**Written problem:** Gather every line from the entries below that includes "percent".

Figure dataset records:
[start]

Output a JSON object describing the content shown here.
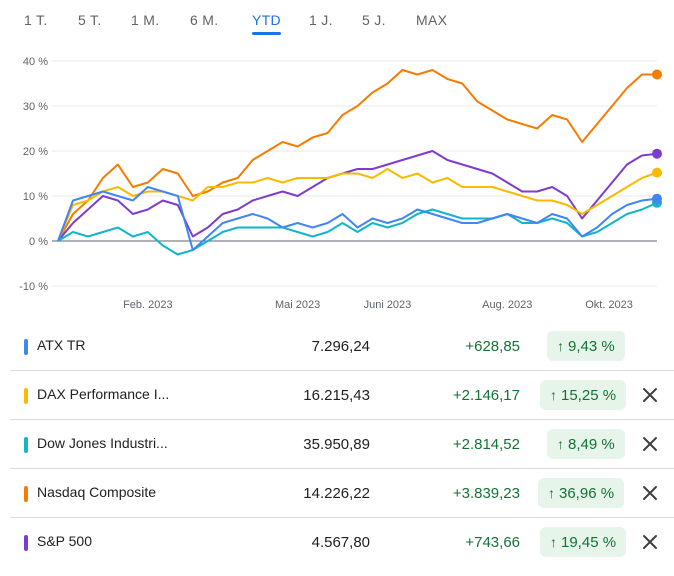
{
  "tabs": [
    {
      "label": "1 T.",
      "active": false
    },
    {
      "label": "5 T.",
      "active": false
    },
    {
      "label": "1 M.",
      "active": false
    },
    {
      "label": "6 M.",
      "active": false
    },
    {
      "label": "YTD",
      "active": true
    },
    {
      "label": "1 J.",
      "active": false
    },
    {
      "label": "5 J.",
      "active": false
    },
    {
      "label": "MAX",
      "active": false
    }
  ],
  "chart_data": {
    "type": "line",
    "ylim": [
      -10,
      40
    ],
    "yticks": [
      "40 %",
      "30 %",
      "20 %",
      "10 %",
      "0 %",
      "-10 %"
    ],
    "ytick_values": [
      40,
      30,
      20,
      10,
      0,
      -10
    ],
    "xticks": [
      "Feb. 2023",
      "Mai 2023",
      "Juni 2023",
      "Aug. 2023",
      "Okt. 2023"
    ],
    "xtick_positions": [
      0.15,
      0.4,
      0.55,
      0.75,
      0.92
    ],
    "grid": "horizontal",
    "zero_line": true,
    "series": [
      {
        "name": "Nasdaq Composite",
        "color": "#f57c00",
        "values": [
          0,
          6,
          9,
          14,
          17,
          12,
          13,
          16,
          15,
          10,
          11,
          13,
          14,
          18,
          20,
          22,
          21,
          23,
          24,
          28,
          30,
          33,
          35,
          38,
          37,
          38,
          36,
          35,
          31,
          29,
          27,
          26,
          25,
          28,
          27,
          22,
          26,
          30,
          34,
          37,
          37
        ]
      },
      {
        "name": "S&P 500",
        "color": "#7e3ccf",
        "values": [
          0,
          4,
          7,
          10,
          9,
          6,
          7,
          9,
          8,
          1,
          3,
          6,
          7,
          9,
          10,
          11,
          10,
          12,
          14,
          15,
          16,
          16,
          17,
          18,
          19,
          20,
          18,
          17,
          16,
          15,
          13,
          11,
          11,
          12,
          10,
          5,
          9,
          13,
          17,
          19,
          19.4
        ]
      },
      {
        "name": "DAX Performance I...",
        "color": "#f9ba00",
        "values": [
          0,
          8,
          9,
          11,
          12,
          10,
          11,
          11,
          10,
          9,
          12,
          12,
          13,
          13,
          14,
          13,
          14,
          14,
          14,
          15,
          15,
          14,
          16,
          14,
          15,
          13,
          14,
          12,
          12,
          12,
          11,
          10,
          9,
          9,
          8,
          6,
          8,
          10,
          12,
          14,
          15.2
        ]
      },
      {
        "name": "Dow Jones Industri...",
        "color": "#12b5cb",
        "values": [
          0,
          2,
          1,
          2,
          3,
          1,
          2,
          -1,
          -3,
          -2,
          0,
          2,
          3,
          3,
          3,
          3,
          2,
          1,
          2,
          4,
          2,
          4,
          3,
          4,
          6,
          7,
          6,
          5,
          5,
          5,
          6,
          4,
          4,
          5,
          4,
          1,
          2,
          4,
          6,
          7,
          8.5
        ]
      },
      {
        "name": "ATX TR",
        "color": "#4285f4",
        "values": [
          0,
          9,
          10,
          11,
          10,
          9,
          12,
          11,
          10,
          -2,
          1,
          4,
          5,
          6,
          5,
          3,
          4,
          3,
          4,
          6,
          3,
          5,
          4,
          5,
          7,
          6,
          5,
          4,
          4,
          5,
          6,
          5,
          4,
          6,
          5,
          1,
          3,
          6,
          8,
          9,
          9.4
        ]
      }
    ]
  },
  "rows": [
    {
      "name": "ATX TR",
      "color": "#4285f4",
      "price": "7.296,24",
      "change": "+628,85",
      "percent": "9,43 %",
      "removable": false
    },
    {
      "name": "DAX Performance I...",
      "color": "#f9ba00",
      "price": "16.215,43",
      "change": "+2.146,17",
      "percent": "15,25 %",
      "removable": true
    },
    {
      "name": "Dow Jones Industri...",
      "color": "#12b5cb",
      "price": "35.950,89",
      "change": "+2.814,52",
      "percent": "8,49 %",
      "removable": true
    },
    {
      "name": "Nasdaq Composite",
      "color": "#f57c00",
      "price": "14.226,22",
      "change": "+3.839,23",
      "percent": "36,96 %",
      "removable": true
    },
    {
      "name": "S&P 500",
      "color": "#7e3ccf",
      "price": "4.567,80",
      "change": "+743,66",
      "percent": "19,45 %",
      "removable": true
    }
  ],
  "icons": {
    "up_arrow": "arrow-up-icon",
    "close": "close-icon"
  }
}
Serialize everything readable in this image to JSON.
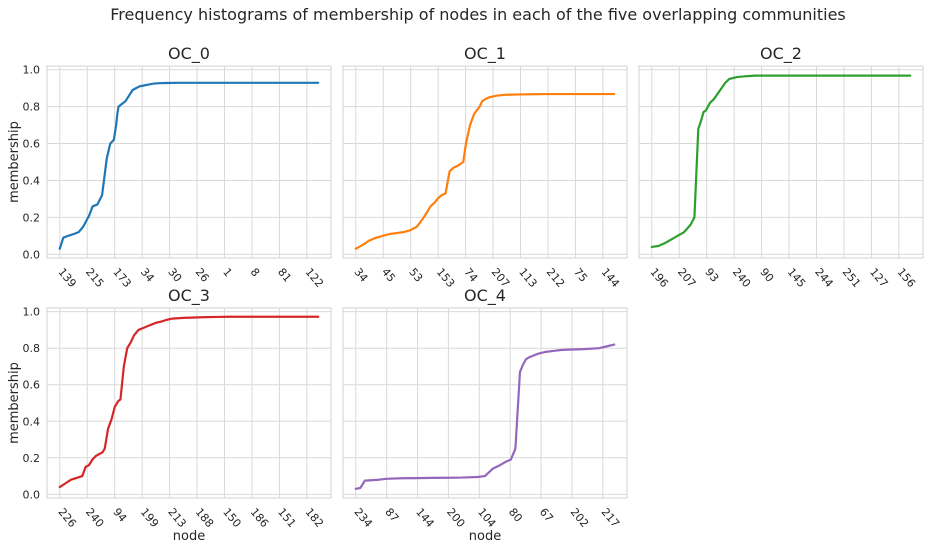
{
  "figure": {
    "title": "Frequency histograms of membership of nodes in each of the five overlapping communities"
  },
  "chart_data": [
    {
      "type": "line",
      "title": "OC_0",
      "xlabel": "",
      "ylabel": "membership",
      "ylim": [
        -0.02,
        1.02
      ],
      "yticks": [
        "0.0",
        "0.2",
        "0.4",
        "0.6",
        "0.8",
        "1.0"
      ],
      "xticks": [
        "139",
        "215",
        "173",
        "34",
        "30",
        "26",
        "1",
        "8",
        "81",
        "122"
      ],
      "color": "#1f77b4",
      "x": [
        0,
        0.3,
        0.7,
        1.2,
        1.6,
        2.0,
        2.5,
        2.8,
        3.2,
        3.6,
        4.0,
        4.3,
        4.6,
        4.8,
        4.9,
        5.0,
        5.2,
        5.6,
        5.9,
        6.2,
        6.5,
        6.8,
        7.2,
        7.6,
        8.0,
        8.5,
        9.0,
        10.0,
        11.0,
        12.0,
        13.0,
        14.0,
        15.0,
        16.0,
        17.0,
        18.0,
        19.0,
        20.0,
        21.0,
        22.0
      ],
      "values": [
        0.03,
        0.09,
        0.1,
        0.11,
        0.12,
        0.15,
        0.21,
        0.26,
        0.27,
        0.32,
        0.52,
        0.6,
        0.62,
        0.7,
        0.76,
        0.8,
        0.81,
        0.83,
        0.86,
        0.89,
        0.9,
        0.91,
        0.915,
        0.92,
        0.925,
        0.927,
        0.928,
        0.929,
        0.929,
        0.929,
        0.929,
        0.929,
        0.929,
        0.929,
        0.929,
        0.929,
        0.929,
        0.929,
        0.929,
        0.929
      ]
    },
    {
      "type": "line",
      "title": "OC_1",
      "xlabel": "",
      "ylabel": "",
      "ylim": [
        -0.02,
        1.02
      ],
      "yticks": [
        "0.0",
        "0.2",
        "0.4",
        "0.6",
        "0.8",
        "1.0"
      ],
      "xticks": [
        "34",
        "45",
        "53",
        "153",
        "74",
        "207",
        "113",
        "212",
        "75",
        "144"
      ],
      "color": "#ff7f0e",
      "x": [
        0,
        0.5,
        1.0,
        1.5,
        2.0,
        2.5,
        3.0,
        3.5,
        4.0,
        4.5,
        5.0,
        5.5,
        5.8,
        6.0,
        6.3,
        6.6,
        6.9,
        7.2,
        7.5,
        7.7,
        7.9,
        8.1,
        8.4,
        8.7,
        8.9,
        9.1,
        9.3,
        9.5,
        9.8,
        10.1,
        10.4,
        10.7,
        11.0,
        11.5,
        12.0,
        13.0,
        14.0,
        15.0,
        16.0,
        17.0,
        18.0,
        19.0
      ],
      "values": [
        0.03,
        0.05,
        0.075,
        0.09,
        0.1,
        0.11,
        0.115,
        0.12,
        0.13,
        0.15,
        0.2,
        0.26,
        0.28,
        0.3,
        0.32,
        0.33,
        0.45,
        0.47,
        0.48,
        0.49,
        0.5,
        0.6,
        0.7,
        0.76,
        0.78,
        0.8,
        0.83,
        0.84,
        0.85,
        0.855,
        0.86,
        0.862,
        0.864,
        0.865,
        0.866,
        0.867,
        0.868,
        0.868,
        0.868,
        0.868,
        0.868,
        0.868
      ]
    },
    {
      "type": "line",
      "title": "OC_2",
      "xlabel": "",
      "ylabel": "",
      "ylim": [
        -0.02,
        1.02
      ],
      "yticks": [
        "0.0",
        "0.2",
        "0.4",
        "0.6",
        "0.8",
        "1.0"
      ],
      "xticks": [
        "196",
        "207",
        "93",
        "240",
        "90",
        "145",
        "244",
        "251",
        "127",
        "156"
      ],
      "color": "#2ca02c",
      "x": [
        0,
        0.5,
        1.0,
        1.5,
        2.0,
        2.5,
        3.0,
        3.3,
        3.6,
        3.8,
        4.0,
        4.2,
        4.5,
        4.8,
        5.1,
        5.4,
        5.7,
        6.0,
        6.3,
        6.6,
        6.9,
        7.2,
        7.6,
        8.0,
        9.0,
        10.0,
        11.0,
        12.0,
        13.0,
        14.0,
        15.0,
        16.0,
        17.0,
        18.0,
        19.0,
        20.0
      ],
      "values": [
        0.04,
        0.045,
        0.06,
        0.08,
        0.1,
        0.12,
        0.16,
        0.2,
        0.68,
        0.72,
        0.77,
        0.78,
        0.82,
        0.84,
        0.87,
        0.9,
        0.93,
        0.95,
        0.955,
        0.96,
        0.962,
        0.964,
        0.966,
        0.968,
        0.968,
        0.968,
        0.968,
        0.968,
        0.968,
        0.968,
        0.968,
        0.968,
        0.968,
        0.968,
        0.968,
        0.968
      ]
    },
    {
      "type": "line",
      "title": "OC_3",
      "xlabel": "node",
      "ylabel": "membership",
      "ylim": [
        -0.02,
        1.02
      ],
      "yticks": [
        "0.0",
        "0.2",
        "0.4",
        "0.6",
        "0.8",
        "1.0"
      ],
      "xticks": [
        "226",
        "240",
        "94",
        "199",
        "213",
        "188",
        "150",
        "186",
        "151",
        "182"
      ],
      "color": "#d62728",
      "x": [
        0,
        0.5,
        1.0,
        1.5,
        2.0,
        2.3,
        2.6,
        2.9,
        3.2,
        3.5,
        3.8,
        4.0,
        4.3,
        4.6,
        4.9,
        5.2,
        5.4,
        5.7,
        6.0,
        6.3,
        6.6,
        7.0,
        7.4,
        7.8,
        8.2,
        8.6,
        9.0,
        9.5,
        10.0,
        11.0,
        12.0,
        13.0,
        14.0,
        15.0,
        16.0,
        17.0,
        18.0,
        19.0,
        20.0,
        21.0,
        22.0,
        23.0
      ],
      "values": [
        0.04,
        0.06,
        0.08,
        0.09,
        0.1,
        0.15,
        0.16,
        0.19,
        0.21,
        0.22,
        0.23,
        0.25,
        0.36,
        0.41,
        0.48,
        0.51,
        0.52,
        0.7,
        0.8,
        0.83,
        0.87,
        0.9,
        0.91,
        0.92,
        0.93,
        0.94,
        0.945,
        0.955,
        0.962,
        0.966,
        0.968,
        0.97,
        0.971,
        0.972,
        0.972,
        0.972,
        0.972,
        0.972,
        0.972,
        0.972,
        0.972,
        0.972
      ]
    },
    {
      "type": "line",
      "title": "OC_4",
      "xlabel": "node",
      "ylabel": "",
      "ylim": [
        -0.02,
        1.02
      ],
      "yticks": [
        "0.0",
        "0.2",
        "0.4",
        "0.6",
        "0.8",
        "1.0"
      ],
      "xticks": [
        "234",
        "87",
        "144",
        "200",
        "104",
        "80",
        "67",
        "202",
        "217"
      ],
      "color": "#9467bd",
      "x": [
        0,
        0.3,
        0.6,
        1.0,
        1.5,
        2.0,
        3.0,
        4.0,
        5.0,
        6.0,
        7.0,
        8.0,
        8.5,
        9.0,
        9.5,
        9.9,
        10.2,
        10.5,
        10.8,
        11.0,
        11.2,
        11.4,
        11.7,
        12.0,
        12.5,
        13.0,
        13.5,
        14.0,
        15.0,
        16.0,
        16.5,
        17.0
      ],
      "values": [
        0.03,
        0.035,
        0.075,
        0.077,
        0.08,
        0.085,
        0.088,
        0.089,
        0.09,
        0.091,
        0.092,
        0.095,
        0.1,
        0.14,
        0.16,
        0.18,
        0.19,
        0.25,
        0.67,
        0.71,
        0.74,
        0.75,
        0.76,
        0.77,
        0.78,
        0.785,
        0.79,
        0.792,
        0.795,
        0.8,
        0.81,
        0.82
      ]
    }
  ]
}
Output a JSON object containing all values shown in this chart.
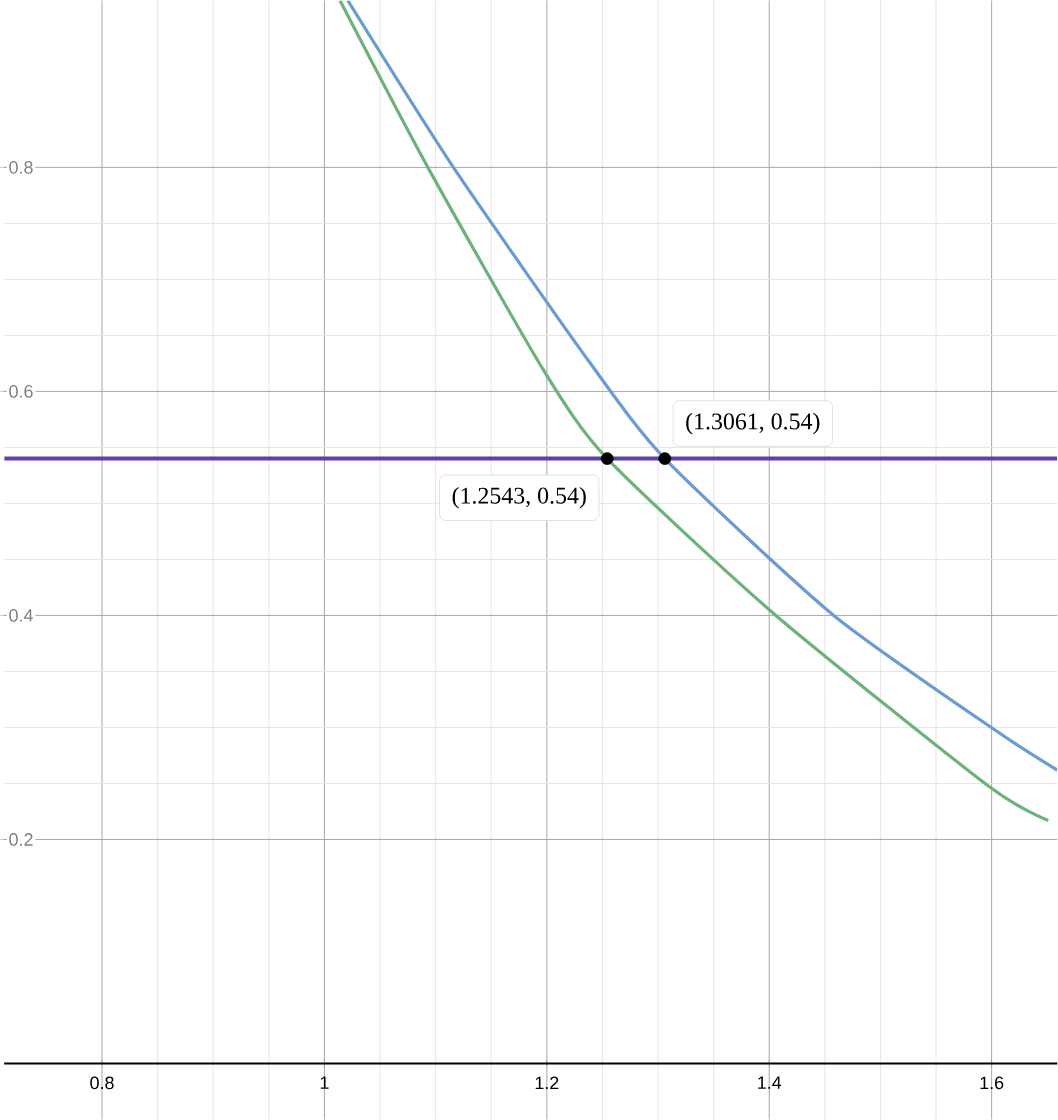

[end]

**Final answer:**
      "percent": "9,43 %",
      "percent": "15,25 %",
      "percent": "8,49 %",
      "percent": "36,96 %",
      "percent": "19,45 %",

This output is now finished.